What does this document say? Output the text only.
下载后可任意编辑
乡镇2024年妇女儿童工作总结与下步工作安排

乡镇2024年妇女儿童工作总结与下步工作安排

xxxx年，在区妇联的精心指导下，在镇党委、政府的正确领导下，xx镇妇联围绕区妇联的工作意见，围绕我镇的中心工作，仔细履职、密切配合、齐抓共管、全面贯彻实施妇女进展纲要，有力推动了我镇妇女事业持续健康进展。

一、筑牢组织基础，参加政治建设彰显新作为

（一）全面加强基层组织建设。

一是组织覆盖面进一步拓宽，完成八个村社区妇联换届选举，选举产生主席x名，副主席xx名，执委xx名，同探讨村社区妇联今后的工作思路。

■ REQUIRED TASK
Reproduce all of the data exactly as given.

■ RESULT BELOW
What does this document say? Output the text only.
下载后可任意编辑
乡镇2024年妇女儿童工作总结与下步工作安排

乡镇2024年妇女儿童工作总结与下步工作安排

xxxx年，在区妇联的精心指导下，在镇党委、政府的正确领导下，xx镇妇联围绕区妇联的工作意见，围绕我镇的中心工作，仔细履职、密切配合、齐抓共管、全面贯彻实施妇女进展纲要，有力推动了我镇妇女事业持续健康进展。

一、筑牢组织基础，参加政治建设彰显新作为

（一）全面加强基层组织建设。

一是组织覆盖面进一步拓宽，完成八个村社区妇联换届选举，选举产生主席x名，副主席xx名，执委xx名，同探讨村社区妇联今后的工作思路。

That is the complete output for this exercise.